▸ THE INPUT
===
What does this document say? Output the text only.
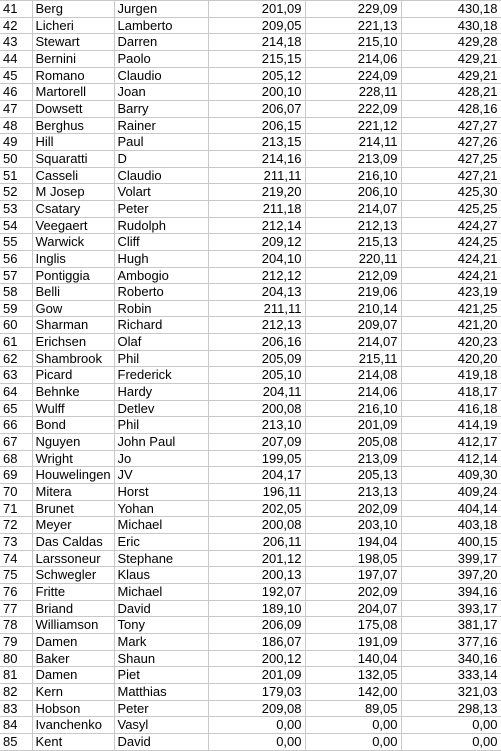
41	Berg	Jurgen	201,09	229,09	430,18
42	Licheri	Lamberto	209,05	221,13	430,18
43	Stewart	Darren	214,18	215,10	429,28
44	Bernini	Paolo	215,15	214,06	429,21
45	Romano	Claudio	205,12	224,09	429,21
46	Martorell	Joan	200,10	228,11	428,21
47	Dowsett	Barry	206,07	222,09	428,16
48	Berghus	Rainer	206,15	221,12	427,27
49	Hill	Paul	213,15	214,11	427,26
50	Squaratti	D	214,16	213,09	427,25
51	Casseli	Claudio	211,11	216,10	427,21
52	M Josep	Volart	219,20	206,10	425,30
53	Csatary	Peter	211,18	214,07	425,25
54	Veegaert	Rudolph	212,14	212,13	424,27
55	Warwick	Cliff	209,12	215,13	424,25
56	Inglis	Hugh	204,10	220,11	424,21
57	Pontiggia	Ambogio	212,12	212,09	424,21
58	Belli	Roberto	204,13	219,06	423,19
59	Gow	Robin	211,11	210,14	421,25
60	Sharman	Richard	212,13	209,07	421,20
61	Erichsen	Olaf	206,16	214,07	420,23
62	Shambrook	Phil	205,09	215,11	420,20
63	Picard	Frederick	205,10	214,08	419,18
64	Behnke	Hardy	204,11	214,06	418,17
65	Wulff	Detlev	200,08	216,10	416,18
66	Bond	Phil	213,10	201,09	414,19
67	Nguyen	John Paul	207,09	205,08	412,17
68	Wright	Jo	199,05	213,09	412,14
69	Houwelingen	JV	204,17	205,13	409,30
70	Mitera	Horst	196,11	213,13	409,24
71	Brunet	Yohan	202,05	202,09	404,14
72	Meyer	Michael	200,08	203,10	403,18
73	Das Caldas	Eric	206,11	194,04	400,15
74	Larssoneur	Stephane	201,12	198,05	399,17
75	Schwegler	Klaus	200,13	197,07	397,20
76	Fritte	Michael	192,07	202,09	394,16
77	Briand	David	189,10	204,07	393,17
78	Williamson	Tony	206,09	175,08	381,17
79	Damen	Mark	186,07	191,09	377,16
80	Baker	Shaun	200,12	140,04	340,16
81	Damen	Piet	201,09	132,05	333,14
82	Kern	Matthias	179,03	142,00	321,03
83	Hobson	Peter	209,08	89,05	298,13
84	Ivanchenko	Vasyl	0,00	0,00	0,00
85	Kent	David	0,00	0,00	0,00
===
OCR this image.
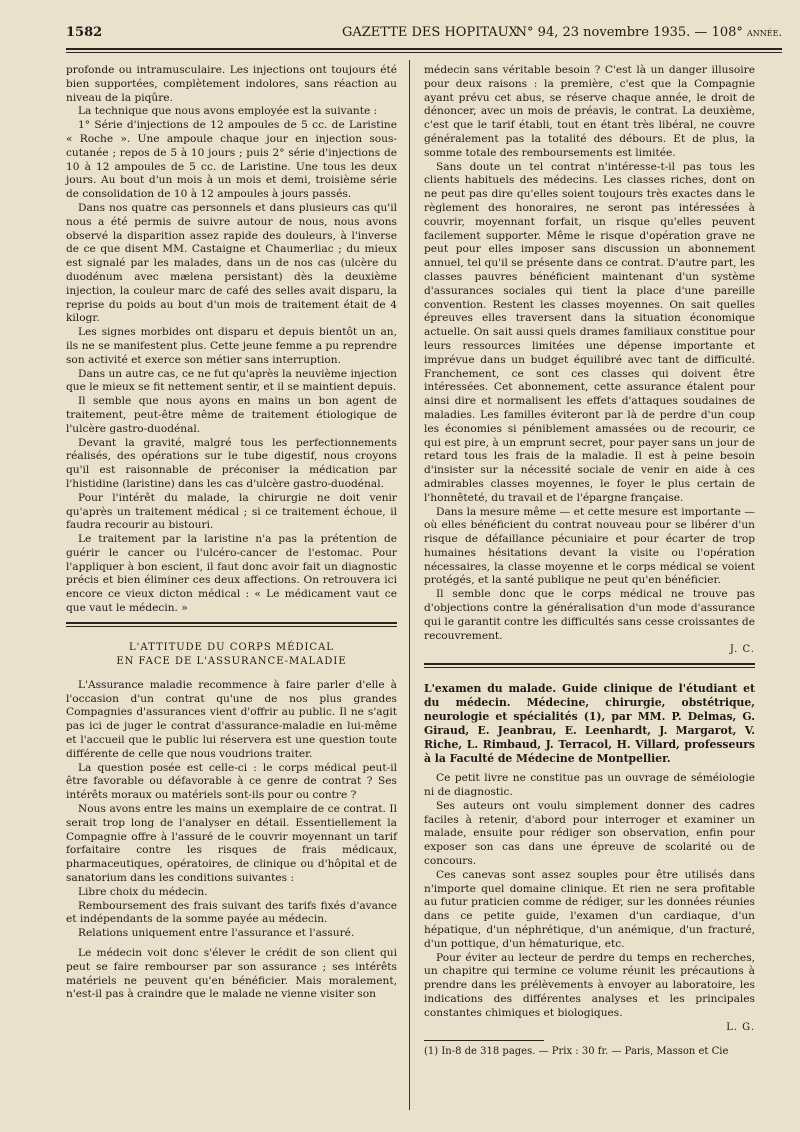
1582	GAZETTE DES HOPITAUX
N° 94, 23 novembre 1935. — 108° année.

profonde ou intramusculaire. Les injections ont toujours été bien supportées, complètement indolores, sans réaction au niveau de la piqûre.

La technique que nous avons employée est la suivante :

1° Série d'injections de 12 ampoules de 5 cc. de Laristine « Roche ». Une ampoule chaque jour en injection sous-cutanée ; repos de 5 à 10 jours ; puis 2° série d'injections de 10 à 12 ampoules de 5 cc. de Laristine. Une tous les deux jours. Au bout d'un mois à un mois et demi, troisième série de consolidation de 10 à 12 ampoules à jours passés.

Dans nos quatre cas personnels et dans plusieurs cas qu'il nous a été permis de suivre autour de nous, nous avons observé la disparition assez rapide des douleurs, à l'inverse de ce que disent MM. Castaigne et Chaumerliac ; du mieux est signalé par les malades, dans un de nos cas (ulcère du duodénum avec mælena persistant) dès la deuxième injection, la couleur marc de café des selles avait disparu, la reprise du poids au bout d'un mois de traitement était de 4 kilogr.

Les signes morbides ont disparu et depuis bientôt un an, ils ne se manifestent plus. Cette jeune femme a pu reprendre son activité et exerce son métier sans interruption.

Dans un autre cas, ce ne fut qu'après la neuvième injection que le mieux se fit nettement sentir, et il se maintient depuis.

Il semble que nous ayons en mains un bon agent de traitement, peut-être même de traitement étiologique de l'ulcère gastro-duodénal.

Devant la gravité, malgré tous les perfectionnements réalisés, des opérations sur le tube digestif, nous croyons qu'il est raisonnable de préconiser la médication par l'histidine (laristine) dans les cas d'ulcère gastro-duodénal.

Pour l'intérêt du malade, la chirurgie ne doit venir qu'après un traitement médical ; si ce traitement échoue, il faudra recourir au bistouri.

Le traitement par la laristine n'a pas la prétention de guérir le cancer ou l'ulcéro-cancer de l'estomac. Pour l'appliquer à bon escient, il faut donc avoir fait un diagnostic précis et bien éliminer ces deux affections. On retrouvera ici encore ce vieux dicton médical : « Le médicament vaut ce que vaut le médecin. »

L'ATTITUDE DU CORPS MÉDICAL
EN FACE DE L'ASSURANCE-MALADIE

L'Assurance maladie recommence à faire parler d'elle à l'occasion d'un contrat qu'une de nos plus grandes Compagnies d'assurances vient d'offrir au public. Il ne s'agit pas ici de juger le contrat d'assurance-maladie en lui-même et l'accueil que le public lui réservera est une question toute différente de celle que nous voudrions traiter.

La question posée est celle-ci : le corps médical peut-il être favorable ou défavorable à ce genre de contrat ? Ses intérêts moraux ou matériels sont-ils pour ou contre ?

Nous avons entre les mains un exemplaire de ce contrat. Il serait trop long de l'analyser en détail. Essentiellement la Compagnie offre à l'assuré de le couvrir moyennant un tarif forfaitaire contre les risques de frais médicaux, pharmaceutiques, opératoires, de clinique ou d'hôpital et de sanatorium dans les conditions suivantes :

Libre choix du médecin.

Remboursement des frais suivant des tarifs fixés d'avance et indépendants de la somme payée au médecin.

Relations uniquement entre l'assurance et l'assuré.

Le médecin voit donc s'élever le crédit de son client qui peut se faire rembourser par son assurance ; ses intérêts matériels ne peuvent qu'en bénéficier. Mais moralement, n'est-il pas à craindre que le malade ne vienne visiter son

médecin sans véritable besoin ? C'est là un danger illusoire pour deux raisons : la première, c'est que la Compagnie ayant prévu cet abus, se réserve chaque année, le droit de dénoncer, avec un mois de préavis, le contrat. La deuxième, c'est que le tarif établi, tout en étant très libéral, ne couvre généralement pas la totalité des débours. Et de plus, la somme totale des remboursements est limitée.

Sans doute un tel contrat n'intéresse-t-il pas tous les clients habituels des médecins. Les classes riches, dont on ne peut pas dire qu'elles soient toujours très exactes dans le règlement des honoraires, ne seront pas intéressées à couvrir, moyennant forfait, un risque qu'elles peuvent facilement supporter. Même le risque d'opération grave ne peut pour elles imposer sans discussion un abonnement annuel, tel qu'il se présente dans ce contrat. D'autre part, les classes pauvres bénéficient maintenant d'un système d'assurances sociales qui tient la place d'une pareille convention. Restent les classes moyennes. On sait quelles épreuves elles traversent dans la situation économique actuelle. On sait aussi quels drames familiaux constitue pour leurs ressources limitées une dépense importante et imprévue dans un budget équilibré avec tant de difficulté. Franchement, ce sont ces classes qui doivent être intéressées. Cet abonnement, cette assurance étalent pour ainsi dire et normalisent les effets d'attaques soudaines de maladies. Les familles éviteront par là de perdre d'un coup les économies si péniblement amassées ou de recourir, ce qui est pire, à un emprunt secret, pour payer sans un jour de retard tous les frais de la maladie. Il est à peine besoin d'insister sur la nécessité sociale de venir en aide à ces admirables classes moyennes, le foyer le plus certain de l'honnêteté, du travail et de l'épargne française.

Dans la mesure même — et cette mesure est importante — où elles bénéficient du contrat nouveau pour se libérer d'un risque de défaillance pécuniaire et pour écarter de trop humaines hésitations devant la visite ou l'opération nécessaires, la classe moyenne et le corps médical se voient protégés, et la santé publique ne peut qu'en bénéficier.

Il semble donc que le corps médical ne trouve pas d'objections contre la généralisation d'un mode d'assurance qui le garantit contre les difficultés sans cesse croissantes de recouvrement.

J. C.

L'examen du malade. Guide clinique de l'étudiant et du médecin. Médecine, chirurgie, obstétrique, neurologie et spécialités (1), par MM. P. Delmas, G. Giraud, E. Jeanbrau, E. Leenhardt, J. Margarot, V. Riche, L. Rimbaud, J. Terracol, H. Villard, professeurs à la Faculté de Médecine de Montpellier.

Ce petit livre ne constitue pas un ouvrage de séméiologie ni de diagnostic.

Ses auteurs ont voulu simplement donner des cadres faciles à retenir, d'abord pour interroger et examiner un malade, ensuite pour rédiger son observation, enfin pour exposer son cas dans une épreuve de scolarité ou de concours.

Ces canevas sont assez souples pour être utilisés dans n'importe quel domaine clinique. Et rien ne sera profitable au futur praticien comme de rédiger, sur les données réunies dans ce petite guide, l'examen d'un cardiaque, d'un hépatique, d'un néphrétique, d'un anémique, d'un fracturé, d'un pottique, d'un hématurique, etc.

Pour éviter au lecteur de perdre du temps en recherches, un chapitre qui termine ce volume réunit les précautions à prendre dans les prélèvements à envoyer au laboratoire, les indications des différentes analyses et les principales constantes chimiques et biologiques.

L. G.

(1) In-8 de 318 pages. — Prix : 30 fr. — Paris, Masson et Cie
===
▸ WHAT THE TASK ASKS
Identify each line in the entries with the word "avons" and copy it.

▸ THE ANSWER
La technique que nous avons employée est la suivante :
Dans nos quatre cas personnels et dans plusieurs cas qu'il nous a été permis de suivre autour de nous, nous avons observé la disparition assez rapide des douleurs, à l'inverse de ce que disent MM. Castaigne et Chaumerliac ; du mieux est signalé par les malades, dans un de nos cas (ulcère du duodénum avec mælena persistant) dès la deuxième injection, la couleur marc de café des selles avait disparu, la reprise du poids au bout d'un mois de traitement était de 4 kilogr.
Nous avons entre les mains un exemplaire de ce contrat. Il serait trop long de l'analyser en détail. Essentiellement la Compagnie offre à l'assuré de le couvrir moyennant un tarif forfaitaire contre les risques de frais médicaux, pharmaceutiques, opératoires, de clinique ou d'hôpital et de sanatorium dans les conditions suivantes :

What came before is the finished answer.